**Passage to read**
In Conversation: Angela Matlapeng (Vice-Chairperson, Africa Top Level Domains)

Angela's illustrious career includes, just to mention a few of her extensive achievements, managing the .bw domain registry, being a board member and vice-chairperson of Africa Top Level Domains (AFTLD). In this interview, she shares how she managed to make a way in an industry that has such a big gender representation problem, her wonderful work in empowering women and young girls in tech and much more!

In your own words, please tell us who Angela Matlapeng is

I am a laidback and amicable young woman, a solid life-long learner, and a paradigm shift enthusiast who hails from Mochudi village. Professionally, I am a quiet leader who is empathic, intuitive, people-centric, and zealous about diversity, inclusivity, and a sense of belonging in the workplace. My passion is most ignited when I help others prevail over challenges and achieve set goals, as well as when I use my analytical skills and technology to solve problems. Outside work, I am an innovative and creative soul who enjoys reading, poetry & music, movies, outdoor activities & sports, deep conversations, and sunsets. According to the 16 Myers–Briggs Type Indicator personality types test, I am an INFJ, which just means that I am most often soft-spoken, yet strong-willed, highly opinionated, decisive, and will fight for what I believe is right!

Briefly take us through your journey to a career in information and technology

I majored in BSc. Honors Computer Systems Engineering for my undergrad and post my final year exams, I immediately got recruited as a Junior Software Developer where I focused on Enterprise App development for digital branding and marketing purposes for almost 2years. I then accelerated to being a Management Trainee for in-house Software Development at a Courier and Logistics company for about a year, where I was part of a team that developed the company’s corporate website and an e-commerce platform which I personally integrated to a warehousing and tracking system.

For the past 3 years to the present time, I joined BOCRA and have managed the .bw domain Registry, which is our country code Top Level Domain (ccTLD). I am also part of the team that established the first of its kind in the country – a Sectorial Computer Incident Response Team (CIRT) for the Communications industry. Through my tenure at BOCRA, I was appointed board member of the Africa Top Level Domains – AfTLD where I now serve as the Vice-Chairperson and here, we represent the voice of African ccTLD Managers internationally. I am also the liaison person of the AfTLD to the AfricaCERT Anti Abuse Working Group which focuses on the development of recommendations and best common practices for curbing cybercrime in the Africa region. 

What motivated you to pursue this career path?

**Tasks to carry out**
A: In the interview with Angela Matlapeng, rewrite the part between "Briefly take us" and "and tracking system.", inclusive, replacing "Junior Software Developer" with "Junior Web Developer".
B: Answer these questions from the interview with Angela Matlapeng:
(i) Which village does she come from?
(ii) What did she major in for her undergraduate degree?
(iii) To which working group is she the AfTLD's liaison person?
C: List everything that Angela Matlapeng says in the interview that she enjoys outside work.

**Material**
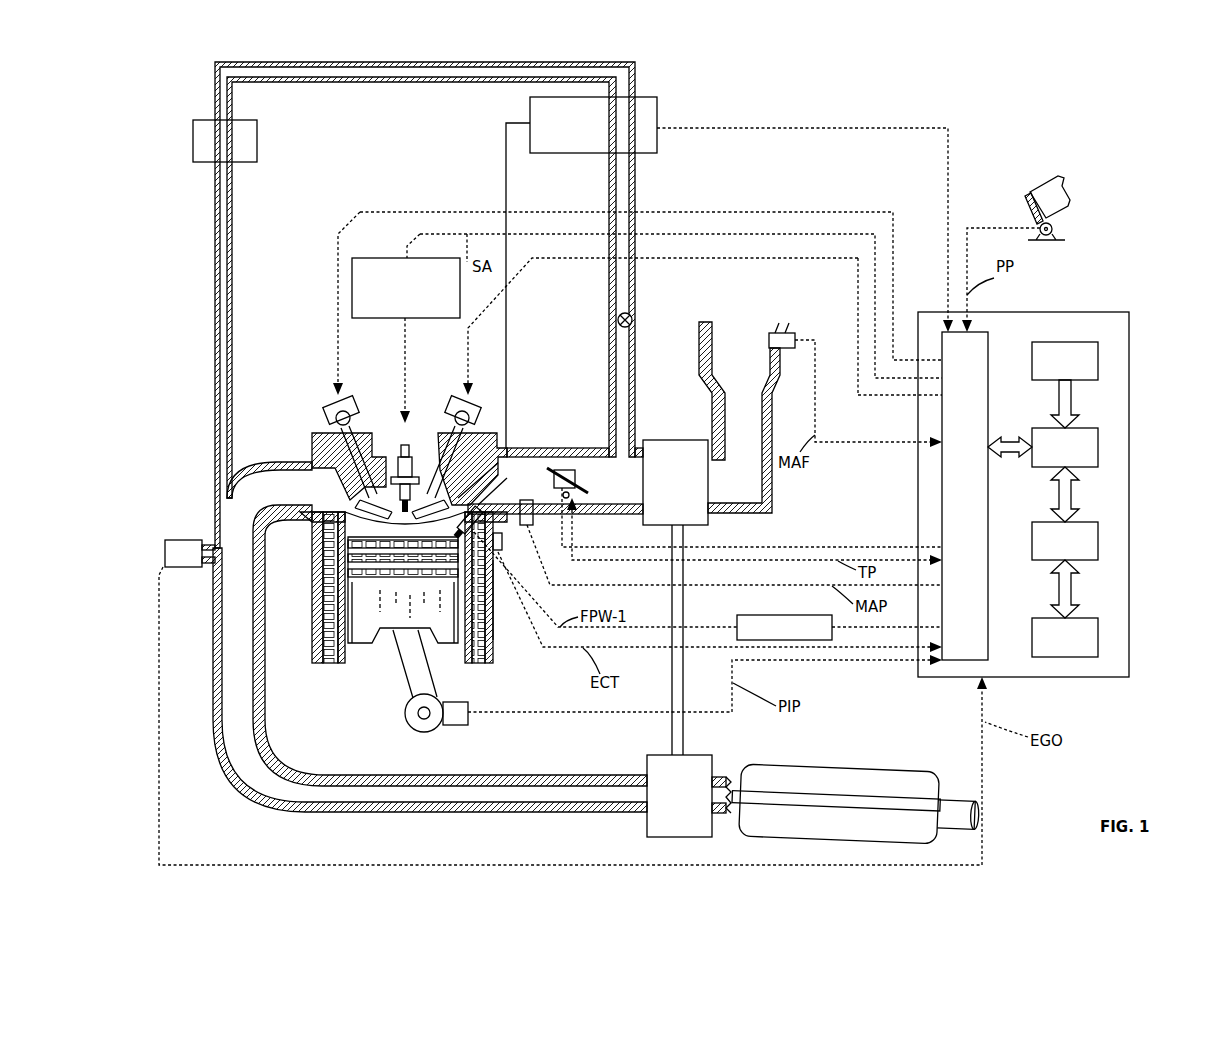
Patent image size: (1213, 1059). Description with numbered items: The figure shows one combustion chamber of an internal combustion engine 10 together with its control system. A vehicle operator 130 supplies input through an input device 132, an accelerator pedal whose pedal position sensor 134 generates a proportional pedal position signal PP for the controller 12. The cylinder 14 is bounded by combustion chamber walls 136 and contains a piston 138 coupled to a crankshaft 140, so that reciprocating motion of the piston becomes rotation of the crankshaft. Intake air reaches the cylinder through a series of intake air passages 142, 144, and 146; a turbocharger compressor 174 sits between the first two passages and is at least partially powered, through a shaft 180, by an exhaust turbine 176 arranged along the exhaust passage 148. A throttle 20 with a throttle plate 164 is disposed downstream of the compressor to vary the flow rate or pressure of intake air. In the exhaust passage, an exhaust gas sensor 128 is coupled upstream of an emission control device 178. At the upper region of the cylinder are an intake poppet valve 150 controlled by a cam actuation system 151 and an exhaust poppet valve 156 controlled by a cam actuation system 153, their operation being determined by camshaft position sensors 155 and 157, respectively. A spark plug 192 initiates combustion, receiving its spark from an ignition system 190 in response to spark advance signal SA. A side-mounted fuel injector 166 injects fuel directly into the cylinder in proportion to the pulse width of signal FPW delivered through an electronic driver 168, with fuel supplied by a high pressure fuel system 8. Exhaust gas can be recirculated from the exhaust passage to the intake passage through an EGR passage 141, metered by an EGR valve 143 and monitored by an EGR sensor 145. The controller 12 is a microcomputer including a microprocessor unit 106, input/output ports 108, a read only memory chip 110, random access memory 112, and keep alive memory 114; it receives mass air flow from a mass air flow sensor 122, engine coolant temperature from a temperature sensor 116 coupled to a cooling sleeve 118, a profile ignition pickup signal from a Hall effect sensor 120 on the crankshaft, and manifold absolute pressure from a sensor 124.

**Results of the tasks**
A:
Briefly take us through your journey to a career in information and technology

I majored in BSc. Honors Computer Systems Engineering for my undergrad and post my final year exams, I immediately got recruited as a Junior Web Developer where I focused on Enterprise App development for digital branding and marketing purposes for almost 2years. I then accelerated to being a Management Trainee for in-house Software Development at a Courier and Logistics company for about a year, where I was part of a team that developed the company’s corporate website and an e-commerce platform which I personally integrated to a warehousing and tracking system.

B:
(i) Mochudi village
(ii) BSc. Honors Computer Systems Engineering
(iii) The AfricaCERT Anti Abuse Working Group

C:
- Reading
- Poetry & music
- Movies
- Outdoor activities & sports
- Deep conversations
- Sunsets